- [EXERCISE INSTRUCTIONS]
Reproduce exactly, with no other output, every line of the data below from the line containing "Transcribe this image's" to the end, inclusive.

________________

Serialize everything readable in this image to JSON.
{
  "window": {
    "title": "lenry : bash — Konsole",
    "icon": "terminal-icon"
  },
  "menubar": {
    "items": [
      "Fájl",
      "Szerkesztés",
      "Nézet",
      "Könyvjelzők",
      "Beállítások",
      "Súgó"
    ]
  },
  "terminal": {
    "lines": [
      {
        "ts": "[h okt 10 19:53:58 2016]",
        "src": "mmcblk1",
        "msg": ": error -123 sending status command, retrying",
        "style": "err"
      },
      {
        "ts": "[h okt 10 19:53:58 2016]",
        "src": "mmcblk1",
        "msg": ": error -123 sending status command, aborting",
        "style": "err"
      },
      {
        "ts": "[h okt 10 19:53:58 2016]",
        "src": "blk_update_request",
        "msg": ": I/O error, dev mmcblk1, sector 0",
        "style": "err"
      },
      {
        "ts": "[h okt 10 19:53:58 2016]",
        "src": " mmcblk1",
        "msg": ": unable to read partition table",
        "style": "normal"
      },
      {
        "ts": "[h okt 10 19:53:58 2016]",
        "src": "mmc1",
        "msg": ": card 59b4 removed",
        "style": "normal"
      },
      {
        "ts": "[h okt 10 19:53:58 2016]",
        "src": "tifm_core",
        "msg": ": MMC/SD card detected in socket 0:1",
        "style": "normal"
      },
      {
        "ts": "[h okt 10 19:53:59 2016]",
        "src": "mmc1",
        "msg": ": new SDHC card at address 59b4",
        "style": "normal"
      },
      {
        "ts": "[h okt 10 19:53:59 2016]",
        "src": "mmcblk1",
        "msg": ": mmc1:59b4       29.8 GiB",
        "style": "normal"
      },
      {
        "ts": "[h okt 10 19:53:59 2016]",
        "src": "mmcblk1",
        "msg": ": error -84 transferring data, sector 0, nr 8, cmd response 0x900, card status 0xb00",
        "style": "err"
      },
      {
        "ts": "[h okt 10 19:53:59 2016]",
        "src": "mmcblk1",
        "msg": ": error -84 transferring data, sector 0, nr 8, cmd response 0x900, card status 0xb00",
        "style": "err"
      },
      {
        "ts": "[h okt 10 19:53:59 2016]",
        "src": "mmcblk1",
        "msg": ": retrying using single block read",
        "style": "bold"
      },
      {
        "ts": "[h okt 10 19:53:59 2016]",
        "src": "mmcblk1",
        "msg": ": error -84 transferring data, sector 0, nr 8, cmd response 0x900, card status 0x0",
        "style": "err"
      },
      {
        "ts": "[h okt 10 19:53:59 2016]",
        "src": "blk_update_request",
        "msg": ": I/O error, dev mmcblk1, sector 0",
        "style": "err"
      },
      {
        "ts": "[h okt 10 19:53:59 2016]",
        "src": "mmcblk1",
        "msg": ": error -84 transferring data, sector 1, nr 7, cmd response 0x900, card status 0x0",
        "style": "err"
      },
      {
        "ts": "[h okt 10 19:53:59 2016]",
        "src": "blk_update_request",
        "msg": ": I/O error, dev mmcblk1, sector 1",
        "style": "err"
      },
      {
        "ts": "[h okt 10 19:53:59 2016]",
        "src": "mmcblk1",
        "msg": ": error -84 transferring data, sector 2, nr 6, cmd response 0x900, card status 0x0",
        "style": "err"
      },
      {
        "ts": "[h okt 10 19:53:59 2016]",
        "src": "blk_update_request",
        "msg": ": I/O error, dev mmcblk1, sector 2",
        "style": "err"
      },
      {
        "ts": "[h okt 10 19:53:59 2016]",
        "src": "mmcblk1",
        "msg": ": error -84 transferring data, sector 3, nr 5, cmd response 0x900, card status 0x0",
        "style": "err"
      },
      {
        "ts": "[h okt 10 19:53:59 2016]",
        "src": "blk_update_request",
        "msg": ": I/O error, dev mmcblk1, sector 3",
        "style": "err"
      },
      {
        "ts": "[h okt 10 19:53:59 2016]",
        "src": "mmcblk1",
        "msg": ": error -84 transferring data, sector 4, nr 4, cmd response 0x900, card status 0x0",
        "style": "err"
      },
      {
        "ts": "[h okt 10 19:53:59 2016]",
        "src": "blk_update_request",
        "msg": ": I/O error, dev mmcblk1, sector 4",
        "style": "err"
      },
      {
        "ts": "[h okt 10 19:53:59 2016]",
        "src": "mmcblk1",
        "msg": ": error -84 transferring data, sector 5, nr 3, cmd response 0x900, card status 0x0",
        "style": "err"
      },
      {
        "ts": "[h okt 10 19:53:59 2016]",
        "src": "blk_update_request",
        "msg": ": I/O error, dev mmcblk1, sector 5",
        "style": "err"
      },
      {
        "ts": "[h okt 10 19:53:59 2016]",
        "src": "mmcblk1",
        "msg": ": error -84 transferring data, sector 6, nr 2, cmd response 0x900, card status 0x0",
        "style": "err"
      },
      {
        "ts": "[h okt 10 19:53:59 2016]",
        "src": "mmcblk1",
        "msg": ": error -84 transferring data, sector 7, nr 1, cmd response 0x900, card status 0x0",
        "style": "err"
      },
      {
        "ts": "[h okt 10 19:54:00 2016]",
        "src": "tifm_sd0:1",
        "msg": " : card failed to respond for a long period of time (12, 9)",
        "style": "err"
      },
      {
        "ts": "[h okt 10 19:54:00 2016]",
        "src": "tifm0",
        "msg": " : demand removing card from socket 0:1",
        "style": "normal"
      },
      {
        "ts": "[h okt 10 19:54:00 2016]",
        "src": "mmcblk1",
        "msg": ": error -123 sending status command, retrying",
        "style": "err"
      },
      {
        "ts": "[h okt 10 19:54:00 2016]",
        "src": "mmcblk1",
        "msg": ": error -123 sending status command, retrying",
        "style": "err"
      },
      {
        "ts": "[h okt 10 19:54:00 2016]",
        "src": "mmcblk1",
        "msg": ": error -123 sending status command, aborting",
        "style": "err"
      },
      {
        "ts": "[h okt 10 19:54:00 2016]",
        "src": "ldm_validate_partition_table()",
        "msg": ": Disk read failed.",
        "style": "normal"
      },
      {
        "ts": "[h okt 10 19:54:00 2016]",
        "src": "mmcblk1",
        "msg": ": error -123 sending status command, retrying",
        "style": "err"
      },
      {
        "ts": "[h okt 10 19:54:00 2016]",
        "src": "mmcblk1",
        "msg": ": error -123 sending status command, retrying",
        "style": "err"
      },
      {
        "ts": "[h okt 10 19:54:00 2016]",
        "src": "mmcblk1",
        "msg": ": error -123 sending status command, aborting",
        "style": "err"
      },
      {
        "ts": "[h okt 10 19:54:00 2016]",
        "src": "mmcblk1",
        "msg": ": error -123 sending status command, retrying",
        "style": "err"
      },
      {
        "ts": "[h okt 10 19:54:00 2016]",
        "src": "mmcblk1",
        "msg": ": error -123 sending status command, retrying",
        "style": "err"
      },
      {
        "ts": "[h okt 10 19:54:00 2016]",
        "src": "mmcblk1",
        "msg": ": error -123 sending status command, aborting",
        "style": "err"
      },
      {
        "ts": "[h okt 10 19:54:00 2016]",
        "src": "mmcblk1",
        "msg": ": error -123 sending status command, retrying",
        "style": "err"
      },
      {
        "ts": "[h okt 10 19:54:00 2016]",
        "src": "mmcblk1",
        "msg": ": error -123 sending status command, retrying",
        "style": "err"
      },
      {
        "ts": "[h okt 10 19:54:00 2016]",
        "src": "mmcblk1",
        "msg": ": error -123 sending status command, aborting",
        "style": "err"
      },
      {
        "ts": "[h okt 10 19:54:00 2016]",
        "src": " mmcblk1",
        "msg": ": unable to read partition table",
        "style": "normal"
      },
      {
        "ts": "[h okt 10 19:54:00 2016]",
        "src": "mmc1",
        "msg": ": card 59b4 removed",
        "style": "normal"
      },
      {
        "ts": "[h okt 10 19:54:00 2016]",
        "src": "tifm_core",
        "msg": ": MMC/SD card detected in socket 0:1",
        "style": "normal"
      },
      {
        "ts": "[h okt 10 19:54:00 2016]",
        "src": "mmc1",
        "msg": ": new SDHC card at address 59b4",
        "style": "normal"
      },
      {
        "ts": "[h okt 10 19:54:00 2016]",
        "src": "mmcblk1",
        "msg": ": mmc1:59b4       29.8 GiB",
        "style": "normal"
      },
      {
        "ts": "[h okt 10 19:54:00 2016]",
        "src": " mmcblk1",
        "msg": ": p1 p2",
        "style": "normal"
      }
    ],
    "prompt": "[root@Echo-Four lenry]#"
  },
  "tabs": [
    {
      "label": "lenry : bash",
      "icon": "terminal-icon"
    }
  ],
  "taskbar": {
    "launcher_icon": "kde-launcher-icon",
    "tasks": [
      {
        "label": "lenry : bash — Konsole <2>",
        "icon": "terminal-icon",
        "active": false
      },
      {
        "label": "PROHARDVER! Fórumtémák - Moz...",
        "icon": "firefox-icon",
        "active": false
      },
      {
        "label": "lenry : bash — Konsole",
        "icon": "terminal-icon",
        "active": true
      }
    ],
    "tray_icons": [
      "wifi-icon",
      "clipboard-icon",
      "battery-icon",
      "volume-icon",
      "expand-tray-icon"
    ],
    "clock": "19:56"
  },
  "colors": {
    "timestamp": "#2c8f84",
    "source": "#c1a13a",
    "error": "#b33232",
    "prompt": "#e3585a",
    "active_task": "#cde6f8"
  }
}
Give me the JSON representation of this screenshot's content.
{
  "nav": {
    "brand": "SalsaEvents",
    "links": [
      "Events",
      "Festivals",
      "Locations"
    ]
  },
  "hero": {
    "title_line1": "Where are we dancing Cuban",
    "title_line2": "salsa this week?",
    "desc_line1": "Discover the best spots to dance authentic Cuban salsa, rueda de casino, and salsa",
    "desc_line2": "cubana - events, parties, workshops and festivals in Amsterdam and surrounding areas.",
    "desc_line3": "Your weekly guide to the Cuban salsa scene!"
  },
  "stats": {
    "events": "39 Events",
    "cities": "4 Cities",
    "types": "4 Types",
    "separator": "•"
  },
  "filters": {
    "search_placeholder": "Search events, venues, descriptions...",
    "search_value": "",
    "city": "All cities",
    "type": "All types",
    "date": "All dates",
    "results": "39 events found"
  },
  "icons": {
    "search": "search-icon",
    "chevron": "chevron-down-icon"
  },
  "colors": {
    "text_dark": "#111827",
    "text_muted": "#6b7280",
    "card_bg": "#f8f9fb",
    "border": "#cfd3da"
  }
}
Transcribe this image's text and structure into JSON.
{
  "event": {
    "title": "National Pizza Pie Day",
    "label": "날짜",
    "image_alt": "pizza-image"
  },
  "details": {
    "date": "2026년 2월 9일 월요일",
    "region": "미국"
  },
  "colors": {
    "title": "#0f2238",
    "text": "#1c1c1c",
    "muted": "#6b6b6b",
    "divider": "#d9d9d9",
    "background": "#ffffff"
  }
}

________________

- [EXERCISE SOLUTION]
Transcribe this image's text and structure into JSON.
{
  "event": {
    "title": "National Pizza Pie Day",
    "label": "날짜",
    "image_alt": "pizza-image"
  },
  "details": {
    "date": "2026년 2월 9일 월요일",
    "region": "미국"
  },
  "colors": {
    "title": "#0f2238",
    "text": "#1c1c1c",
    "muted": "#6b6b6b",
    "divider": "#d9d9d9",
    "background": "#ffffff"
  }
}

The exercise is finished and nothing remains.